Description of the task
Pictures do not belong in the copy; restate the records below word for word.

Material supplied
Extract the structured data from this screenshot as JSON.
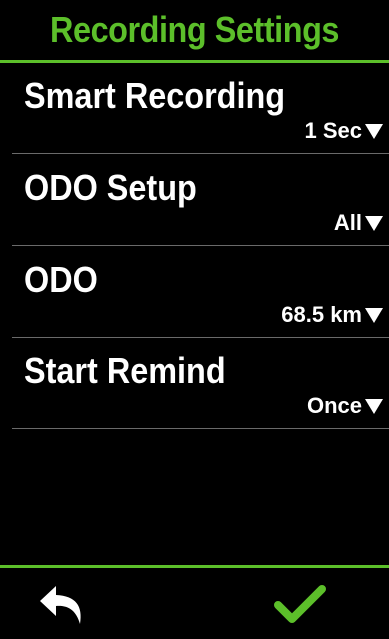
{
  "header": {
    "title": "Recording Settings"
  },
  "settings": [
    {
      "label": "Smart Recording",
      "value": "1 Sec"
    },
    {
      "label": "ODO Setup",
      "value": "All"
    },
    {
      "label": "ODO",
      "value": "68.5 km"
    },
    {
      "label": "Start Remind",
      "value": "Once"
    }
  ],
  "footer": {
    "back_icon": "back-arrow-icon",
    "confirm_icon": "checkmark-icon"
  },
  "colors": {
    "accent": "#5cbf2a",
    "background": "#000000",
    "text": "#ffffff",
    "divider": "#6a6a6a"
  }
}
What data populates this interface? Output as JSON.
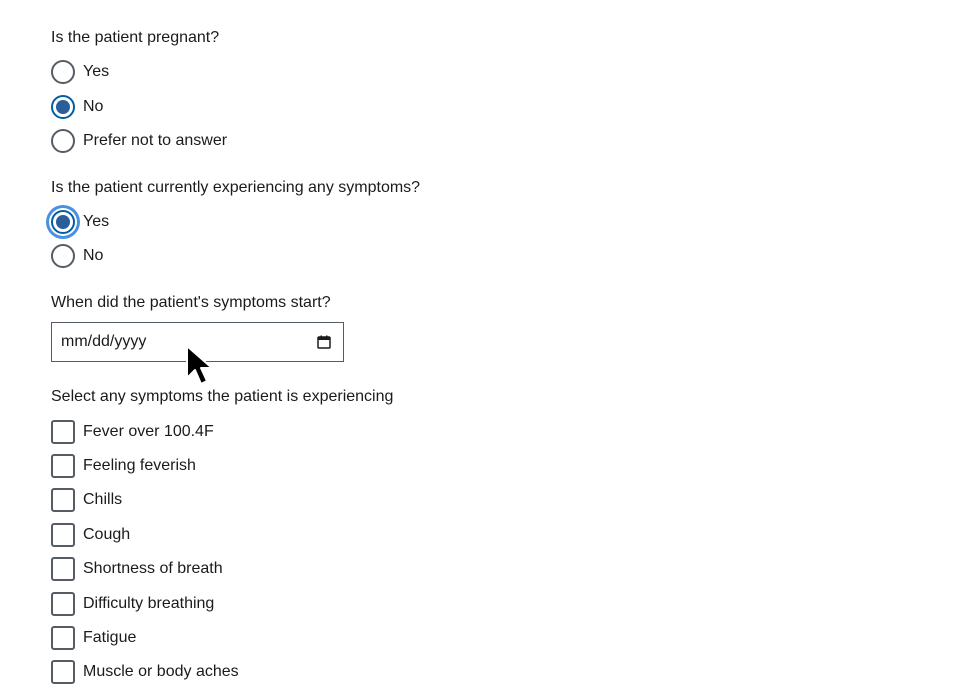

Answer to the problem
Extract the structured data from this screenshot as JSON.
{
  "header": {
    "title": "Recording Settings"
  },
  "settings": [
    {
      "label": "Smart Recording",
      "value": "1 Sec"
    },
    {
      "label": "ODO Setup",
      "value": "All"
    },
    {
      "label": "ODO",
      "value": "68.5 km"
    },
    {
      "label": "Start Remind",
      "value": "Once"
    }
  ],
  "footer": {
    "back_icon": "back-arrow-icon",
    "confirm_icon": "checkmark-icon"
  },
  "colors": {
    "accent": "#5cbf2a",
    "background": "#000000",
    "text": "#ffffff",
    "divider": "#6a6a6a"
  }
}
What data populates this interface? Output as JSON.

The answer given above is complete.